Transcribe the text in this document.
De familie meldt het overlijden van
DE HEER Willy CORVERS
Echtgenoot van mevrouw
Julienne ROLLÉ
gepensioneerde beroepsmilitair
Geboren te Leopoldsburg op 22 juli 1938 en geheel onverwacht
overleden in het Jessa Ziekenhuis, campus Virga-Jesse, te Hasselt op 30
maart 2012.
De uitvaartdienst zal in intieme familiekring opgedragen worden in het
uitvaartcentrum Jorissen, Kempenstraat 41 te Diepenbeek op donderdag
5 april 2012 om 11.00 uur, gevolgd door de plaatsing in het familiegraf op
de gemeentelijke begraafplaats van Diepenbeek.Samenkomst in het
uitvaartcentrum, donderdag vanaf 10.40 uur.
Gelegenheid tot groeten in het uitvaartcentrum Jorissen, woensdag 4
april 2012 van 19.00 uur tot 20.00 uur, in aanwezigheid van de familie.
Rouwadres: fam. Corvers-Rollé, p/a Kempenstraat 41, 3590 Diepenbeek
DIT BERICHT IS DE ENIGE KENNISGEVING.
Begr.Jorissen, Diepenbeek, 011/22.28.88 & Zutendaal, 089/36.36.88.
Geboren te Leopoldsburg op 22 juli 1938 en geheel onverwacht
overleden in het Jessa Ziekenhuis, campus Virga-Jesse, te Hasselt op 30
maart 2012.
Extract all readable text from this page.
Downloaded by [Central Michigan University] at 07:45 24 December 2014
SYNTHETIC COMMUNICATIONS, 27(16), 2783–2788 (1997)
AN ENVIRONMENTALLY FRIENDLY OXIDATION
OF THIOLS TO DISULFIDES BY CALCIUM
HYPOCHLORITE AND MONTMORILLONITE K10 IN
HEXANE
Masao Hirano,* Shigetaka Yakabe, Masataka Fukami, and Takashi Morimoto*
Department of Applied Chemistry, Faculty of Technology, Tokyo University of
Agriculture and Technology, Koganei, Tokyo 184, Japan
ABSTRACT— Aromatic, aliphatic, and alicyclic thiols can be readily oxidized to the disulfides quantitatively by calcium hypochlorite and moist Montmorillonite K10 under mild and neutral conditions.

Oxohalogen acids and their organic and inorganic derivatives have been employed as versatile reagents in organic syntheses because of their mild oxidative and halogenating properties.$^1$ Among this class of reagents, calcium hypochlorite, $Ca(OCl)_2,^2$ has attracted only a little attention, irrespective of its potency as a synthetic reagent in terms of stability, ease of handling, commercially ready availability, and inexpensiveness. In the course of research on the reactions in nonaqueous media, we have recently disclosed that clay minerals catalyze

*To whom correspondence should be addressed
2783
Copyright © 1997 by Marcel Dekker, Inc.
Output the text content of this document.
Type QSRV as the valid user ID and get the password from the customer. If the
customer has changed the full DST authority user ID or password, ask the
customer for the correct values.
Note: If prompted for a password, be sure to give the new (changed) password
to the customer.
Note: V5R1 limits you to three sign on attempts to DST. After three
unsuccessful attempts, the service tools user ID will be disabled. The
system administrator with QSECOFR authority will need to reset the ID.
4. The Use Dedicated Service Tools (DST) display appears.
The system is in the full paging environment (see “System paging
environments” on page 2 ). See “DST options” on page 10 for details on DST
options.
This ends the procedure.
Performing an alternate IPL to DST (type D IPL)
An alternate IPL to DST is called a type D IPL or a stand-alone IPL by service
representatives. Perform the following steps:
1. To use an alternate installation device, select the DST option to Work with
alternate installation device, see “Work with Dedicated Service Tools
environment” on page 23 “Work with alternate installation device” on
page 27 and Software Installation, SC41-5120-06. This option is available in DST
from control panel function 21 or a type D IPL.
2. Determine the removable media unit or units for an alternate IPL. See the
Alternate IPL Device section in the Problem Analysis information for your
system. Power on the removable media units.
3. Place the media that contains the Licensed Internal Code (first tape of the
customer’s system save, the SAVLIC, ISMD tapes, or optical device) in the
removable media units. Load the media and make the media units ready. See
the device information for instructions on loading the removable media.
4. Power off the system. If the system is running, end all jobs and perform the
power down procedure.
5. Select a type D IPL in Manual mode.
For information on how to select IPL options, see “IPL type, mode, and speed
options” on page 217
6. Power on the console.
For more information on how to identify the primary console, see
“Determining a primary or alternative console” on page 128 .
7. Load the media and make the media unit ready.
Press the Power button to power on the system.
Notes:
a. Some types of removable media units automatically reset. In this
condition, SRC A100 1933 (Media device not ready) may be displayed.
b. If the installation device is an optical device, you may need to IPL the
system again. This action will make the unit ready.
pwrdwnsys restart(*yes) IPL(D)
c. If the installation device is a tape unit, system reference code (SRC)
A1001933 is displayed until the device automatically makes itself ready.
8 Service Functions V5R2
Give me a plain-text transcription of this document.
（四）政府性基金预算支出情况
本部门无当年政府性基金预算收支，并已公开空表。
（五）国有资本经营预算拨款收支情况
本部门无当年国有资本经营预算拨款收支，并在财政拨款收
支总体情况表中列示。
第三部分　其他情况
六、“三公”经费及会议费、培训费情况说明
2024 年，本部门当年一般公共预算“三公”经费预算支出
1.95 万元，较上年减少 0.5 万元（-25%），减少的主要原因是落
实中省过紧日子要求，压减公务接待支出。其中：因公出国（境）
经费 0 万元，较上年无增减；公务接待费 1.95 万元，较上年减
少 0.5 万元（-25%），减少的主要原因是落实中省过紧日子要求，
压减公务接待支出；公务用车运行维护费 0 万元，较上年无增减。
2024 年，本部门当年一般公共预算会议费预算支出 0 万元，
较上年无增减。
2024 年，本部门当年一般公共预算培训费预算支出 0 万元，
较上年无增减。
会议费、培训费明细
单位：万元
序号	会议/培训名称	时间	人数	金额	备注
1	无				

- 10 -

→ REQUIREMENTS: All of the material above needs to be copied exactly.

→ RESPONSE TO THIS EXERCISE:
Transcribe the text in this document.
De familie meldt het overlijden van
DE HEER Willy CORVERS
Echtgenoot van mevrouw
Julienne ROLLÉ
gepensioneerde beroepsmilitair
Geboren te Leopoldsburg op 22 juli 1938 en geheel onverwacht
overleden in het Jessa Ziekenhuis, campus Virga-Jesse, te Hasselt op 30
maart 2012.
De uitvaartdienst zal in intieme familiekring opgedragen worden in het
uitvaartcentrum Jorissen, Kempenstraat 41 te Diepenbeek op donderdag
5 april 2012 om 11.00 uur, gevolgd door de plaatsing in het familiegraf op
de gemeentelijke begraafplaats van Diepenbeek.Samenkomst in het
uitvaartcentrum, donderdag vanaf 10.40 uur.
Gelegenheid tot groeten in het uitvaartcentrum Jorissen, woensdag 4
april 2012 van 19.00 uur tot 20.00 uur, in aanwezigheid van de familie.
Rouwadres: fam. Corvers-Rollé, p/a Kempenstraat 41, 3590 Diepenbeek
DIT BERICHT IS DE ENIGE KENNISGEVING.
Begr.Jorissen, Diepenbeek, 011/22.28.88 & Zutendaal, 089/36.36.88.
Geboren te Leopoldsburg op 22 juli 1938 en geheel onverwacht
overleden in het Jessa Ziekenhuis, campus Virga-Jesse, te Hasselt op 30
maart 2012.
Extract all readable text from this page.
Downloaded by [Central Michigan University] at 07:45 24 December 2014
SYNTHETIC COMMUNICATIONS, 27(16), 2783–2788 (1997)
AN ENVIRONMENTALLY FRIENDLY OXIDATION
OF THIOLS TO DISULFIDES BY CALCIUM
HYPOCHLORITE AND MONTMORILLONITE K10 IN
HEXANE
Masao Hirano,* Shigetaka Yakabe, Masataka Fukami, and Takashi Morimoto*
Department of Applied Chemistry, Faculty of Technology, Tokyo University of
Agriculture and Technology, Koganei, Tokyo 184, Japan
ABSTRACT— Aromatic, aliphatic, and alicyclic thiols can be readily oxidized to the disulfides quantitatively by calcium hypochlorite and moist Montmorillonite K10 under mild and neutral conditions.

Oxohalogen acids and their organic and inorganic derivatives have been employed as versatile reagents in organic syntheses because of their mild oxidative and halogenating properties.$^1$ Among this class of reagents, calcium hypochlorite, $Ca(OCl)_2,^2$ has attracted only a little attention, irrespective of its potency as a synthetic reagent in terms of stability, ease of handling, commercially ready availability, and inexpensiveness. In the course of research on the reactions in nonaqueous media, we have recently disclosed that clay minerals catalyze

*To whom correspondence should be addressed
2783
Copyright © 1997 by Marcel Dekker, Inc.
Output the text content of this document.
Type QSRV as the valid user ID and get the password from the customer. If the
customer has changed the full DST authority user ID or password, ask the
customer for the correct values.
Note: If prompted for a password, be sure to give the new (changed) password
to the customer.
Note: V5R1 limits you to three sign on attempts to DST. After three
unsuccessful attempts, the service tools user ID will be disabled. The
system administrator with QSECOFR authority will need to reset the ID.
4. The Use Dedicated Service Tools (DST) display appears.
The system is in the full paging environment (see “System paging
environments” on page 2 ). See “DST options” on page 10 for details on DST
options.
This ends the procedure.
Performing an alternate IPL to DST (type D IPL)
An alternate IPL to DST is called a type D IPL or a stand-alone IPL by service
representatives. Perform the following steps:
1. To use an alternate installation device, select the DST option to Work with
alternate installation device, see “Work with Dedicated Service Tools
environment” on page 23 “Work with alternate installation device” on
page 27 and Software Installation, SC41-5120-06. This option is available in DST
from control panel function 21 or a type D IPL.
2. Determine the removable media unit or units for an alternate IPL. See the
Alternate IPL Device section in the Problem Analysis information for your
system. Power on the removable media units.
3. Place the media that contains the Licensed Internal Code (first tape of the
customer’s system save, the SAVLIC, ISMD tapes, or optical device) in the
removable media units. Load the media and make the media units ready. See
the device information for instructions on loading the removable media.
4. Power off the system. If the system is running, end all jobs and perform the
power down procedure.
5. Select a type D IPL in Manual mode.
For information on how to select IPL options, see “IPL type, mode, and speed
options” on page 217
6. Power on the console.
For more information on how to identify the primary console, see
“Determining a primary or alternative console” on page 128 .
7. Load the media and make the media unit ready.
Press the Power button to power on the system.
Notes:
a. Some types of removable media units automatically reset. In this
condition, SRC A100 1933 (Media device not ready) may be displayed.
b. If the installation device is an optical device, you may need to IPL the
system again. This action will make the unit ready.
pwrdwnsys restart(*yes) IPL(D)
c. If the installation device is a tape unit, system reference code (SRC)
A1001933 is displayed until the device automatically makes itself ready.
8 Service Functions V5R2
Give me a plain-text transcription of this document.
（四）政府性基金预算支出情况
本部门无当年政府性基金预算收支，并已公开空表。
（五）国有资本经营预算拨款收支情况
本部门无当年国有资本经营预算拨款收支，并在财政拨款收
支总体情况表中列示。
第三部分　其他情况
六、“三公”经费及会议费、培训费情况说明
2024 年，本部门当年一般公共预算“三公”经费预算支出
1.95 万元，较上年减少 0.5 万元（-25%），减少的主要原因是落
实中省过紧日子要求，压减公务接待支出。其中：因公出国（境）
经费 0 万元，较上年无增减；公务接待费 1.95 万元，较上年减
少 0.5 万元（-25%），减少的主要原因是落实中省过紧日子要求，
压减公务接待支出；公务用车运行维护费 0 万元，较上年无增减。
2024 年，本部门当年一般公共预算会议费预算支出 0 万元，
较上年无增减。
2024 年，本部门当年一般公共预算培训费预算支出 0 万元，
较上年无增减。
会议费、培训费明细
单位：万元
序号	会议/培训名称	时间	人数	金额	备注
1	无				

- 10 -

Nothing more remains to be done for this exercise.